#### DATA IN THIS EXERCISE ####

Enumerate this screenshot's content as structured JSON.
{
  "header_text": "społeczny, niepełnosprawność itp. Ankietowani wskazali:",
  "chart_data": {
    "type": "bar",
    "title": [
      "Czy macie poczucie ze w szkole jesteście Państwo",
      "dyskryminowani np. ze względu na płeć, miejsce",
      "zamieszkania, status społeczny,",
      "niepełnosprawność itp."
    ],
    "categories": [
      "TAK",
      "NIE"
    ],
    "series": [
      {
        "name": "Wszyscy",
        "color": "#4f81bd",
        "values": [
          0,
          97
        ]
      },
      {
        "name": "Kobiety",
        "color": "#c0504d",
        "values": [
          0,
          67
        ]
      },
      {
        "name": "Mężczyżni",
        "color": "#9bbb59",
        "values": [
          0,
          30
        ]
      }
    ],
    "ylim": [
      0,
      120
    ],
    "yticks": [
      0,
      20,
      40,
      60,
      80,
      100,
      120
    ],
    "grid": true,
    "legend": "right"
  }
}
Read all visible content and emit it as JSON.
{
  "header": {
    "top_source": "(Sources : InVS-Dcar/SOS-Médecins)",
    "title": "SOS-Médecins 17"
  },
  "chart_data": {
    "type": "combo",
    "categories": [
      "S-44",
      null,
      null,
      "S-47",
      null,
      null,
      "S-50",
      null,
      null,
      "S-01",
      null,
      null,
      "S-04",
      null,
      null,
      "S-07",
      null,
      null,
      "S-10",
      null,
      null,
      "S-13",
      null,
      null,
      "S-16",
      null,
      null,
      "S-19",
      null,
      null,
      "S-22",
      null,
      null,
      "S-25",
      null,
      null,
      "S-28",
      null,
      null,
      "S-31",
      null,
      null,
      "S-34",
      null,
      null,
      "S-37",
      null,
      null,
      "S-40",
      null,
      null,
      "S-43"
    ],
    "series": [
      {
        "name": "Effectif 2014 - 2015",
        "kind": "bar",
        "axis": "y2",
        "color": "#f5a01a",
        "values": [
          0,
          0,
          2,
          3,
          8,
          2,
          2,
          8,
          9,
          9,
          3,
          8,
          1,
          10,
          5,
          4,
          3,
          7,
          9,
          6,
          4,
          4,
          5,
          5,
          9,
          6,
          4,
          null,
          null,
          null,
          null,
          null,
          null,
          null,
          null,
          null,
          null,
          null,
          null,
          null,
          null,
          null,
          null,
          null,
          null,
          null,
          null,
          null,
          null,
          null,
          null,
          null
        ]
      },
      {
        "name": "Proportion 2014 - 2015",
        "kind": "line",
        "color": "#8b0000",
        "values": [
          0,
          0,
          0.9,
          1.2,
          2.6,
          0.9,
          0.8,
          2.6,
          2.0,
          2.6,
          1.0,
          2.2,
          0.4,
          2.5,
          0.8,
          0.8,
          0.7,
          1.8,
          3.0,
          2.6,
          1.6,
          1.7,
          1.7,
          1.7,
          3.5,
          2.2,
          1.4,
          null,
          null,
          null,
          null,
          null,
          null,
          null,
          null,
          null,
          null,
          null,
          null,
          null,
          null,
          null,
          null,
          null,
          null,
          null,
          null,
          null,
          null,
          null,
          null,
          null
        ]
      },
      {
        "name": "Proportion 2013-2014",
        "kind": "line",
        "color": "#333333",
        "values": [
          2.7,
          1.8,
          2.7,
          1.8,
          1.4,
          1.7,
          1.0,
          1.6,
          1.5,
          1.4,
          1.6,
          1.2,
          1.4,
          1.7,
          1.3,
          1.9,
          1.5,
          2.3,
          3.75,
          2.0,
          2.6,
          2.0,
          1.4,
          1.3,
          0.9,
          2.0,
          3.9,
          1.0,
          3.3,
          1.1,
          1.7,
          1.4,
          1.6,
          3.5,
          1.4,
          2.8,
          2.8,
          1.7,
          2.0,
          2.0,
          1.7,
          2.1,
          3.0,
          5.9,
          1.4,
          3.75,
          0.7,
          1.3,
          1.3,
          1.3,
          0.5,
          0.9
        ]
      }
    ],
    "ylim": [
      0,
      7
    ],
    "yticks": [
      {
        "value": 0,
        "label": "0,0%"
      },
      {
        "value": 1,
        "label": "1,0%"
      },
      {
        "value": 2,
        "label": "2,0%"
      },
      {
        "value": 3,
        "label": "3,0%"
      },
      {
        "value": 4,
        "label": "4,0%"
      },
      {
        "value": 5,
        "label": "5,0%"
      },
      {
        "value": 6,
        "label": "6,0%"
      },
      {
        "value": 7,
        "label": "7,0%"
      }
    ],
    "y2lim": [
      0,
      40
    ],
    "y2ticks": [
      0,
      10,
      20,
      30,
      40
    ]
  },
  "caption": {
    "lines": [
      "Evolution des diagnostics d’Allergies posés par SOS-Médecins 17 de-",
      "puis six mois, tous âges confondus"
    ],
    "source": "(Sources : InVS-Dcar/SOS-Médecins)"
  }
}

####

Extract every line containing the string "Sources" from the data above.

> COMPLETE OUTPUT
    "top_source": "(Sources : InVS-Dcar/SOS-Médecins)",
    "source": "(Sources : InVS-Dcar/SOS-Médecins)"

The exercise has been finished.